Exercise description:
Transcribe the lines below verbatim, skipping the images.

** start of Given records **

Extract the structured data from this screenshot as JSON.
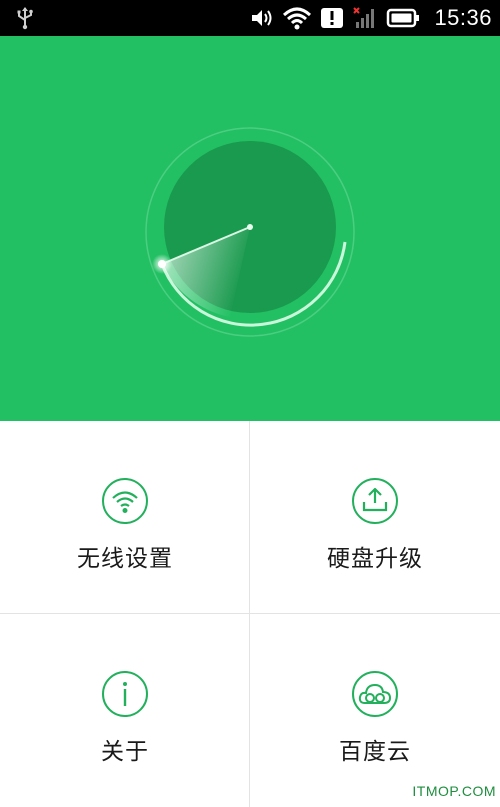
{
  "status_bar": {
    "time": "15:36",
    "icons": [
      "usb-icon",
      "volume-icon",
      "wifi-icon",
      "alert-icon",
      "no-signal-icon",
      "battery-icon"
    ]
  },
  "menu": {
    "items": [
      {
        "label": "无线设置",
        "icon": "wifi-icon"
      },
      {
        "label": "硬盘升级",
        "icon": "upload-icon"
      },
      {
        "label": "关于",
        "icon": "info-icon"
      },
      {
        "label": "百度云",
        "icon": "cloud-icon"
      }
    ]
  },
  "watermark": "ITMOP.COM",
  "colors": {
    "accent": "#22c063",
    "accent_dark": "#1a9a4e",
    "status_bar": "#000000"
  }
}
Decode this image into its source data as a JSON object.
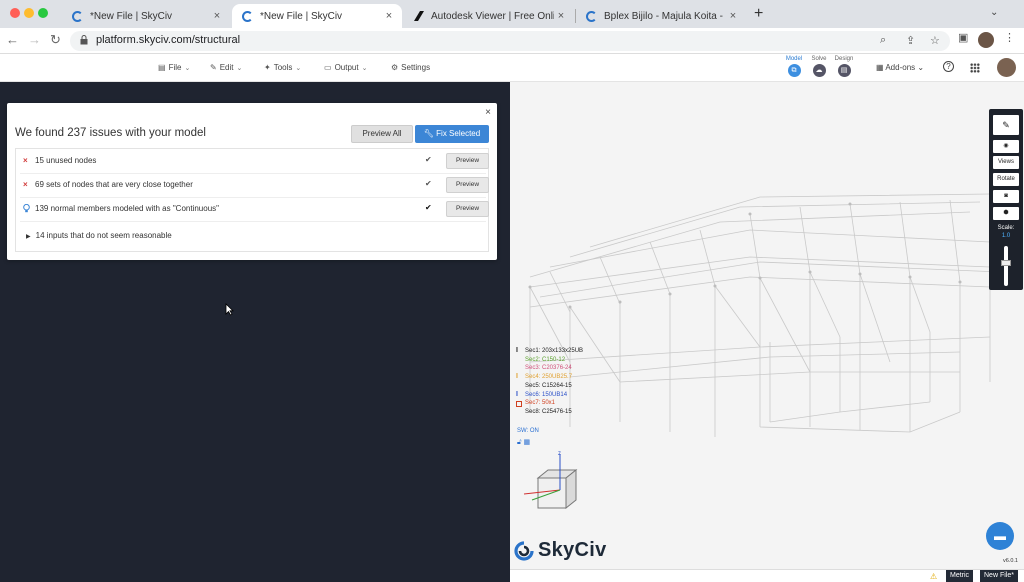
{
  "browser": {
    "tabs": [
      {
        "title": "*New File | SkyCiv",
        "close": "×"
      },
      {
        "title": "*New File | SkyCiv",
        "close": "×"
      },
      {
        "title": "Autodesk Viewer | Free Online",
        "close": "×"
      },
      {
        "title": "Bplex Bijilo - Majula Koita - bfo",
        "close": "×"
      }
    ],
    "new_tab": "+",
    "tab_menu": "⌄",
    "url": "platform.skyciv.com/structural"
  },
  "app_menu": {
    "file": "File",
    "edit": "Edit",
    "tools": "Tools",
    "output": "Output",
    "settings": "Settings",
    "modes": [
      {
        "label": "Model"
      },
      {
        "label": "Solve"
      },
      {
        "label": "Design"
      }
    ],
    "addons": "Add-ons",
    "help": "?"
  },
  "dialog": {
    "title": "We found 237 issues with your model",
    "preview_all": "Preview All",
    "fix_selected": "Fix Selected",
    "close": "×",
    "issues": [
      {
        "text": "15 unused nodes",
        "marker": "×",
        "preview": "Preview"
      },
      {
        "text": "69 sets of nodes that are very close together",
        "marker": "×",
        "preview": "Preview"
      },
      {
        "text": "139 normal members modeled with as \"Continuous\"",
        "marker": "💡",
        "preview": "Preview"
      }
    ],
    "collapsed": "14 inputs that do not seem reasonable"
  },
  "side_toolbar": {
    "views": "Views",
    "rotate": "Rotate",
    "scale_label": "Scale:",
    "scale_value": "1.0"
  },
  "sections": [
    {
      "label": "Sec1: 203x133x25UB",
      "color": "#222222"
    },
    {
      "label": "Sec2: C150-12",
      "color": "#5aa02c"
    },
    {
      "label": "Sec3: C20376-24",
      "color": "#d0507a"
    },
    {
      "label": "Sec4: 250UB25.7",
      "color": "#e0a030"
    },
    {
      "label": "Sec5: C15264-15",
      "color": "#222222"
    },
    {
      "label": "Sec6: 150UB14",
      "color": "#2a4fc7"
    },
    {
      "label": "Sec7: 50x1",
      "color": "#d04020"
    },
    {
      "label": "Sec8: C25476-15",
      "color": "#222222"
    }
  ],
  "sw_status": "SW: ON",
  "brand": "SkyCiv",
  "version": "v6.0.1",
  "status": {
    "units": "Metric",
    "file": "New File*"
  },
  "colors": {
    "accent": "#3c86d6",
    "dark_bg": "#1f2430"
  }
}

** end of Given records **

Exercise solution:
Extract the structured data from this screenshot as JSON.
{
  "status_bar": {
    "time": "15:36",
    "icons": [
      "usb-icon",
      "volume-icon",
      "wifi-icon",
      "alert-icon",
      "no-signal-icon",
      "battery-icon"
    ]
  },
  "menu": {
    "items": [
      {
        "label": "无线设置",
        "icon": "wifi-icon"
      },
      {
        "label": "硬盘升级",
        "icon": "upload-icon"
      },
      {
        "label": "关于",
        "icon": "info-icon"
      },
      {
        "label": "百度云",
        "icon": "cloud-icon"
      }
    ]
  },
  "watermark": "ITMOP.COM",
  "colors": {
    "accent": "#22c063",
    "accent_dark": "#1a9a4e",
    "status_bar": "#000000"
  }
}
Decode this image into its source data as a JSON object.
{
  "browser": {
    "tabs": [
      {
        "title": "*New File | SkyCiv",
        "close": "×"
      },
      {
        "title": "*New File | SkyCiv",
        "close": "×"
      },
      {
        "title": "Autodesk Viewer | Free Online",
        "close": "×"
      },
      {
        "title": "Bplex Bijilo - Majula Koita - bfo",
        "close": "×"
      }
    ],
    "new_tab": "+",
    "tab_menu": "⌄",
    "url": "platform.skyciv.com/structural"
  },
  "app_menu": {
    "file": "File",
    "edit": "Edit",
    "tools": "Tools",
    "output": "Output",
    "settings": "Settings",
    "modes": [
      {
        "label": "Model"
      },
      {
        "label": "Solve"
      },
      {
        "label": "Design"
      }
    ],
    "addons": "Add-ons",
    "help": "?"
  },
  "dialog": {
    "title": "We found 237 issues with your model",
    "preview_all": "Preview All",
    "fix_selected": "Fix Selected",
    "close": "×",
    "issues": [
      {
        "text": "15 unused nodes",
        "marker": "×",
        "preview": "Preview"
      },
      {
        "text": "69 sets of nodes that are very close together",
        "marker": "×",
        "preview": "Preview"
      },
      {
        "text": "139 normal members modeled with as \"Continuous\"",
        "marker": "💡",
        "preview": "Preview"
      }
    ],
    "collapsed": "14 inputs that do not seem reasonable"
  },
  "side_toolbar": {
    "views": "Views",
    "rotate": "Rotate",
    "scale_label": "Scale:",
    "scale_value": "1.0"
  },
  "sections": [
    {
      "label": "Sec1: 203x133x25UB",
      "color": "#222222"
    },
    {
      "label": "Sec2: C150-12",
      "color": "#5aa02c"
    },
    {
      "label": "Sec3: C20376-24",
      "color": "#d0507a"
    },
    {
      "label": "Sec4: 250UB25.7",
      "color": "#e0a030"
    },
    {
      "label": "Sec5: C15264-15",
      "color": "#222222"
    },
    {
      "label": "Sec6: 150UB14",
      "color": "#2a4fc7"
    },
    {
      "label": "Sec7: 50x1",
      "color": "#d04020"
    },
    {
      "label": "Sec8: C25476-15",
      "color": "#222222"
    }
  ],
  "sw_status": "SW: ON",
  "brand": "SkyCiv",
  "version": "v6.0.1",
  "status": {
    "units": "Metric",
    "file": "New File*"
  },
  "colors": {
    "accent": "#3c86d6",
    "dark_bg": "#1f2430"
  }
}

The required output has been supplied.